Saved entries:
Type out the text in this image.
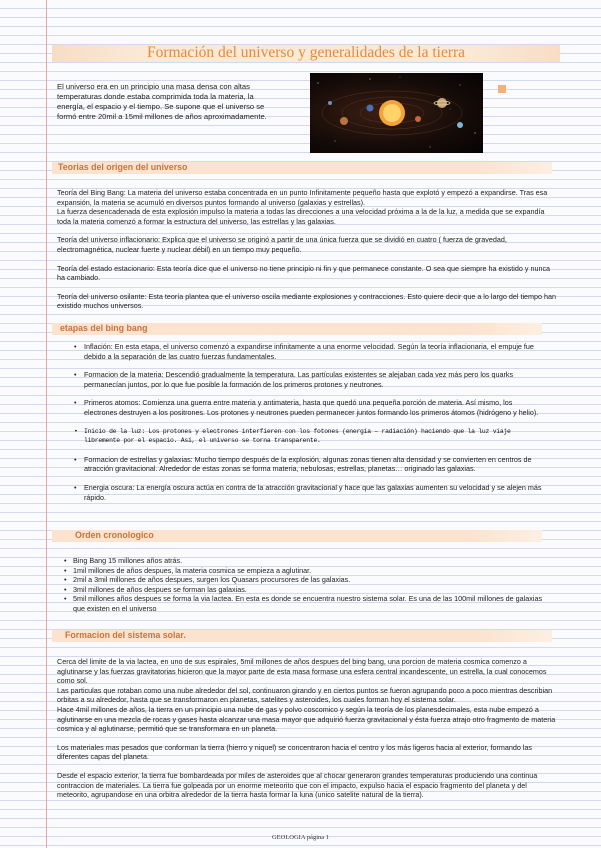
Formación del universo y generalidades de la tierra
El universo era en un principio una masa densa con altas temperaturas donde estaba comprimida toda la materia, la energía, el espacio y el tiempo. Se supone que el universo se formó entre 20mil a 15mil millones de años aproximadamente.
Teorias del origen del universo

Teoría del Bing Bang: La materia del universo estaba concentrada en un punto Infinitamente pequeño hasta que explotó y empezó a expandirse. Tras esa expansión, la materia se acumuló en diversos puntos formando al universo (galaxias y estrellas).

La fuerza desencadenada de esta explosión impulso la materia a todas las direcciones a una velocidad próxima a la de la luz, a medida que se expandía toda la materia comenzó a formar la estructura del universo, las estrellas y las galaxias.

Teoría del universo inflacionario: Explica que el universo se originó a partir de una única fuerza que se dividió en cuatro ( fuerza de gravedad, electromagnética, nuclear fuerte y nuclear débil) en un tiempo muy pequeño.

Teoría del estado estacionario: Esta teoría dice que el universo no tiene principio ni fin y que permanece constante. O sea que siempre ha existido y nunca ha cambiado.

Teoría del universo osilante: Esta teoría plantea que el universo oscila mediante explosiones y contracciones. Esto quiere decir que a lo largo del tiempo han existido muchos universos.

etapas del bing bang
• Inflación: En esta etapa, el universo comenzó a expandirse infinitamente a una enorme velocidad. Según la teoría inflacionaria, el empuje fue debido a la separación de las cuatro fuerzas fundamentales.
• Formacion de la materia: Descendió gradualmente la temperatura. Las partículas existentes se alejaban cada vez más pero los quarks permanecían juntos, por lo que fue posible la formación de los primeros protones y neutrones.
• Primeros atomos: Comienza una guerra entre materia y antimateria, hasta que quedó una pequeña porción de materia. Así mismo, los electrones destruyen a los positrones. Los protones y neutrones pueden permanecer juntos formando los primeros átomos (hidrógeno y helio).
• Inicio de la luz: Los protones y electrones interfieren con los fotones (energía – radiación) haciendo que la luz viaje libremente por el espacio. Así, el universo se torna transparente.
• Formacion de estrellas y galaxias: Mucho tiempo después de la explosión, algunas zonas tienen alta densidad y se convierten en centros de atracción gravitacional. Alrededor de estas zonas se forma materia, nebulosas, estrellas, planetas… originado las galaxias.
• Energia oscura: La energía oscura actúa en contra de la atracción gravitacional y hace que las galaxias aumenten su velocidad y se alejen más rápido.
Orden cronologico
• Bing Bang 15 millones años atrás.
• 1mil millones de años despues, la materia cosmica se empieza a aglutinar.
• 2mil a 3mil millones de años despues, surgen los Quasars procursores de las galaxias.
• 3mil millones de años despues se forman las galaxias.
• 5mil millones años despues se forma la via lactea. En esta es donde se encuentra nuestro sistema solar. Es una de las 100mil millones de galaxias que existen en el universo
Formacion del sistema solar.

Cerca del limite de la via lactea, en uno de sus espirales, 5mil millones de años despues del bing bang, una porcion de materia cosmica comenzo a aglutinarse y las fuerzas gravitatorias hicieron que la mayor parte de esta masa formase una esfera central incandescente, un estrella, la cual conocemos como sol.

Las particulas que rotaban como una nube alrededor del sol, continuaron girando y en ciertos puntos se fueron agrupando poco a poco mientras describian orbitas a su alrededor, hasta que se transformaron en planetas, satelites y asteroides, los cuales forman hoy el sistema solar.

Hace 4mil millones de años, la tierra en un principio una nube de gas y polvo coscomico y según la teoría de los planesdecimales, esta nube empezó a aglutinarse en una mezcla de rocas y gases hasta alcanzar una masa mayor que adquirió fuerza gravitacional y ésta fuerza atrajo otro fragmento de materia cosmica y al aglutinarse, permitió que se transformara en un planeta.

Los materiales mas pesados que conforman la tierra (hierro y niquel) se concentraron hacia el centro y los más ligeros hacia al exterior, formando las diferentes capas del planeta.

Desde el espacio exterior, la tierra fue bombardeada por miles de asteroides que al chocar generaron grandes temperaturas produciendo una continua contraccion de materiales. La tierra fue golpeada por un enorme meteorito que con el impacto, expulso hacia el espacio fragmento del planeta y del meteorito, agrupandose en una orbitra alrededor de la tierra hasta formar la luna (unico satelite natural de la tierra).

GEOLOGIA página 1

◆ **Work to do**:
Quote the records in full and exactly; skip any image.

◆ **Exercise output**:
Type out the text in this image.
Formación del universo y generalidades de la tierra
El universo era en un principio una masa densa con altas temperaturas donde estaba comprimida toda la materia, la energía, el espacio y el tiempo. Se supone que el universo se formó entre 20mil a 15mil millones de años aproximadamente.
Teorias del origen del universo

Teoría del Bing Bang: La materia del universo estaba concentrada en un punto Infinitamente pequeño hasta que explotó y empezó a expandirse. Tras esa expansión, la materia se acumuló en diversos puntos formando al universo (galaxias y estrellas).

La fuerza desencadenada de esta explosión impulso la materia a todas las direcciones a una velocidad próxima a la de la luz, a medida que se expandía toda la materia comenzó a formar la estructura del universo, las estrellas y las galaxias.

Teoría del universo inflacionario: Explica que el universo se originó a partir de una única fuerza que se dividió en cuatro ( fuerza de gravedad, electromagnética, nuclear fuerte y nuclear débil) en un tiempo muy pequeño.

Teoría del estado estacionario: Esta teoría dice que el universo no tiene principio ni fin y que permanece constante. O sea que siempre ha existido y nunca ha cambiado.

Teoría del universo osilante: Esta teoría plantea que el universo oscila mediante explosiones y contracciones. Esto quiere decir que a lo largo del tiempo han existido muchos universos.

etapas del bing bang
• Inflación: En esta etapa, el universo comenzó a expandirse infinitamente a una enorme velocidad. Según la teoría inflacionaria, el empuje fue debido a la separación de las cuatro fuerzas fundamentales.
• Formacion de la materia: Descendió gradualmente la temperatura. Las partículas existentes se alejaban cada vez más pero los quarks permanecían juntos, por lo que fue posible la formación de los primeros protones y neutrones.
• Primeros atomos: Comienza una guerra entre materia y antimateria, hasta que quedó una pequeña porción de materia. Así mismo, los electrones destruyen a los positrones. Los protones y neutrones pueden permanecer juntos formando los primeros átomos (hidrógeno y helio).
• Inicio de la luz: Los protones y electrones interfieren con los fotones (energía – radiación) haciendo que la luz viaje libremente por el espacio. Así, el universo se torna transparente.
• Formacion de estrellas y galaxias: Mucho tiempo después de la explosión, algunas zonas tienen alta densidad y se convierten en centros de atracción gravitacional. Alrededor de estas zonas se forma materia, nebulosas, estrellas, planetas… originado las galaxias.
• Energia oscura: La energía oscura actúa en contra de la atracción gravitacional y hace que las galaxias aumenten su velocidad y se alejen más rápido.
Orden cronologico
• Bing Bang 15 millones años atrás.
• 1mil millones de años despues, la materia cosmica se empieza a aglutinar.
• 2mil a 3mil millones de años despues, surgen los Quasars procursores de las galaxias.
• 3mil millones de años despues se forman las galaxias.
• 5mil millones años despues se forma la via lactea. En esta es donde se encuentra nuestro sistema solar. Es una de las 100mil millones de galaxias que existen en el universo
Formacion del sistema solar.

Cerca del limite de la via lactea, en uno de sus espirales, 5mil millones de años despues del bing bang, una porcion de materia cosmica comenzo a aglutinarse y las fuerzas gravitatorias hicieron que la mayor parte de esta masa formase una esfera central incandescente, un estrella, la cual conocemos como sol.

Las particulas que rotaban como una nube alrededor del sol, continuaron girando y en ciertos puntos se fueron agrupando poco a poco mientras describian orbitas a su alrededor, hasta que se transformaron en planetas, satelites y asteroides, los cuales forman hoy el sistema solar.

Hace 4mil millones de años, la tierra en un principio una nube de gas y polvo coscomico y según la teoría de los planesdecimales, esta nube empezó a aglutinarse en una mezcla de rocas y gases hasta alcanzar una masa mayor que adquirió fuerza gravitacional y ésta fuerza atrajo otro fragmento de materia cosmica y al aglutinarse, permitió que se transformara en un planeta.

Los materiales mas pesados que conforman la tierra (hierro y niquel) se concentraron hacia el centro y los más ligeros hacia al exterior, formando las diferentes capas del planeta.

Desde el espacio exterior, la tierra fue bombardeada por miles de asteroides que al chocar generaron grandes temperaturas produciendo una continua contraccion de materiales. La tierra fue golpeada por un enorme meteorito que con el impacto, expulso hacia el espacio fragmento del planeta y del meteorito, agrupandose en una orbitra alrededor de la tierra hasta formar la luna (unico satelite natural de la tierra).

GEOLOGIA página 1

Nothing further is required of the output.